**What the task asks:**
Please reproduce the full passage on Peru's banking sector word for word.

**Excerpted text:**
▼

The sustained growth over the past few years of Peru's economy and banking sector has caused international investors to sit up and take notice. However, with this growth coming at a faster pace than the country's capital markets can absorb, many of its businesses are having to expand into the rest of Latin America in order to maximise their gains.

When Banco de Credito del Peru (BCP), the South American country’s largest bank, was bidding for the mandate to list the shares of a long-standing client, the bank’s chief executive, Walter Bayly, thought the task would be a relatively simple one. It turned out to be anything but, as international rivals offered the prospective issuer not only the opportunity to float in Peru, but also in Chile and Colombia. BCP won the deal, but the battle it faced made it clear that issuers and deal markets do not look at Peru in isolation, but as part of a promising Andean region.

“Both on the issuer and the investor side, it is very clear that the market is very much integrated already,” says Mr Bayly. The example shows just how crucial BCP’s regional strategy is. The lender has acquired Chilean investment bank IM Trust in April this year and Colombian investment brokerage Correval in November 2011.

▲

**Entries provided:**
▼

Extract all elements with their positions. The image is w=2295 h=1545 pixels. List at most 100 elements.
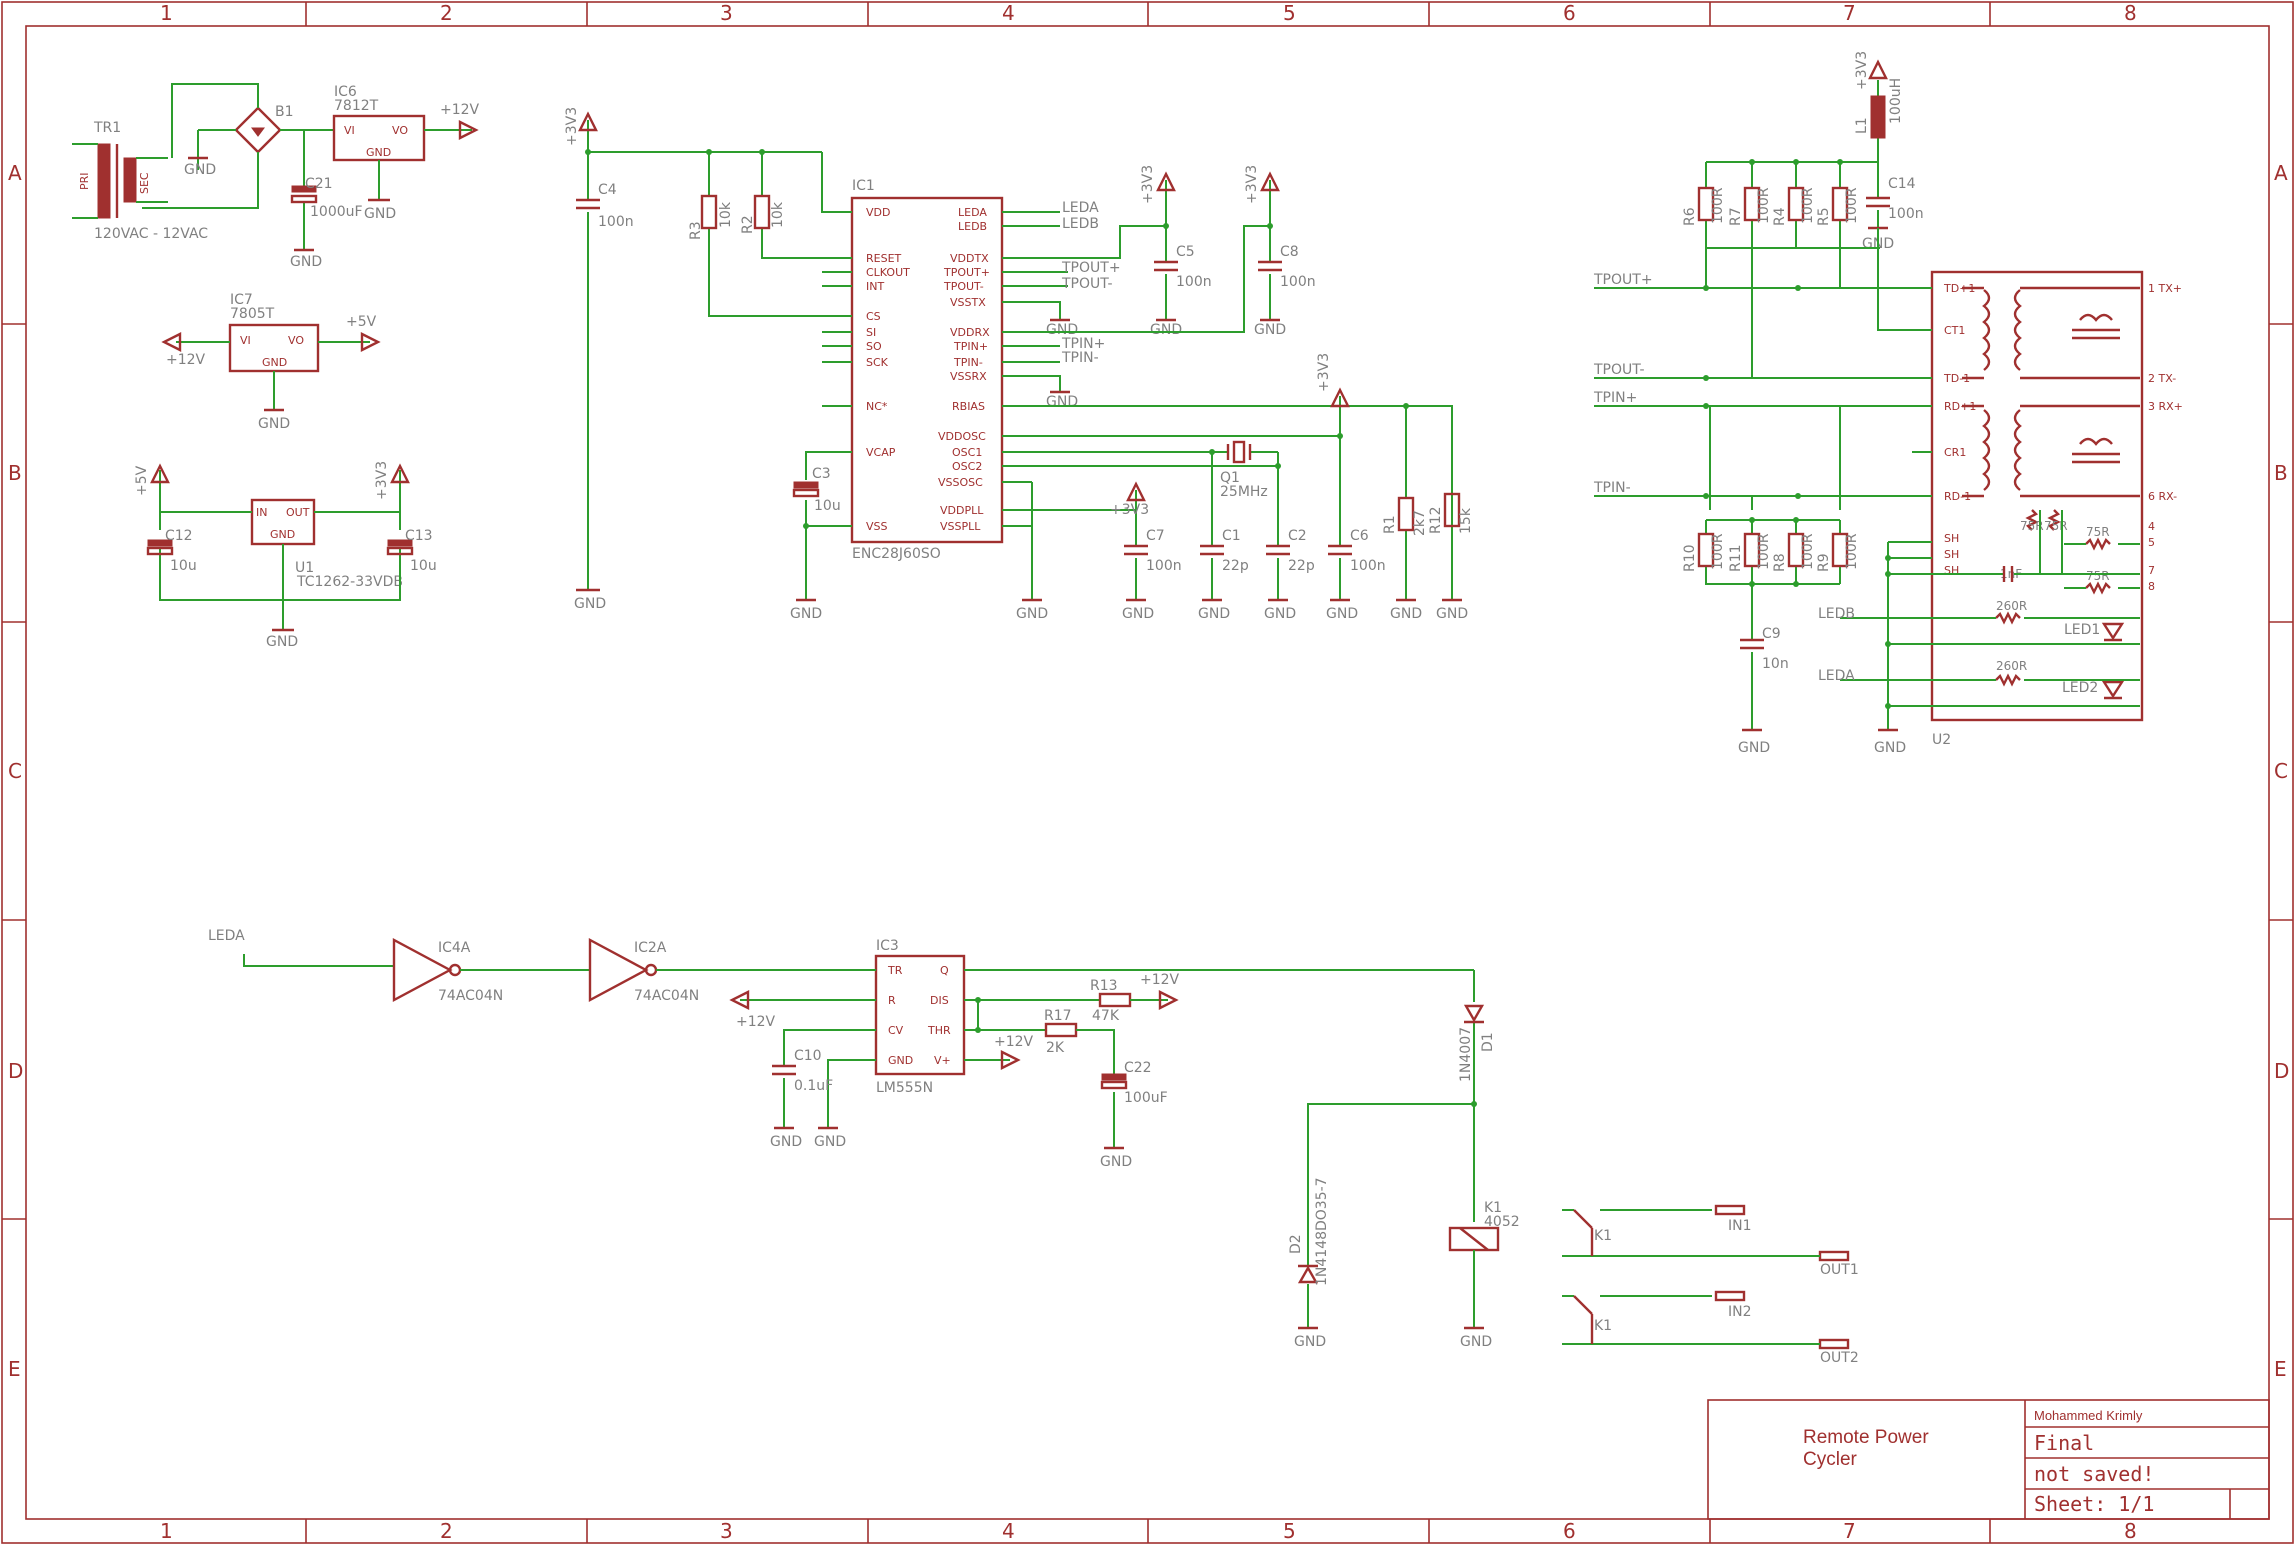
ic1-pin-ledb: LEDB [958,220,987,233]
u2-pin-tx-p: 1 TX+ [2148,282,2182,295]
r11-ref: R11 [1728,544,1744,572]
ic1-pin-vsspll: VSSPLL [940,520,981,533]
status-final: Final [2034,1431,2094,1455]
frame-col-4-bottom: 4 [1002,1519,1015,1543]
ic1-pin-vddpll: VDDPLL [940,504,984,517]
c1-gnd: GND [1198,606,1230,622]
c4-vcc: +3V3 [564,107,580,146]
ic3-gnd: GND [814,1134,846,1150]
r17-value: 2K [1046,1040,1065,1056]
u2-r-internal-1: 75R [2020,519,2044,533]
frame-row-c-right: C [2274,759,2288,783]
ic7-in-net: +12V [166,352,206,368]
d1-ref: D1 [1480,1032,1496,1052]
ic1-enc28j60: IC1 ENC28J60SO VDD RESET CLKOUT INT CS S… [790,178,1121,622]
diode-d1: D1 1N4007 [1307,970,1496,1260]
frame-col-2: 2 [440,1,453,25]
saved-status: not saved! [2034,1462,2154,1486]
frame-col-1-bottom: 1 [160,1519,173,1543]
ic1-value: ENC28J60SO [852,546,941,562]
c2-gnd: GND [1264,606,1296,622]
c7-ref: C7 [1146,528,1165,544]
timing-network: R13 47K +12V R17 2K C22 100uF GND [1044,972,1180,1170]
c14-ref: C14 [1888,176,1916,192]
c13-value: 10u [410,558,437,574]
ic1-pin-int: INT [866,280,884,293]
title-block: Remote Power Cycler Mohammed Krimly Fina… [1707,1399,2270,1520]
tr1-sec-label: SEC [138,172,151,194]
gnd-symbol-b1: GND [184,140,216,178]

▲

**Response to this exercise:**
The sustained growth over the past few years of Peru's economy and banking sector has caused international investors to sit up and take notice. However, with this growth coming at a faster pace than the country's capital markets can absorb, many of its businesses are having to expand into the rest of Latin America in order to maximise their gains.

When Banco de Credito del Peru (BCP), the South American country’s largest bank, was bidding for the mandate to list the shares of a long-standing client, the bank’s chief executive, Walter Bayly, thought the task would be a relatively simple one. It turned out to be anything but, as international rivals offered the prospective issuer not only the opportunity to float in Peru, but also in Chile and Colombia. BCP won the deal, but the battle it faced made it clear that issuers and deal markets do not look at Peru in isolation, but as part of a promising Andean region.

“Both on the issuer and the investor side, it is very clear that the market is very much integrated already,” says Mr Bayly. The example shows just how crucial BCP’s regional strategy is. The lender has acquired Chilean investment bank IM Trust in April this year and Colombian investment brokerage Correval in November 2011.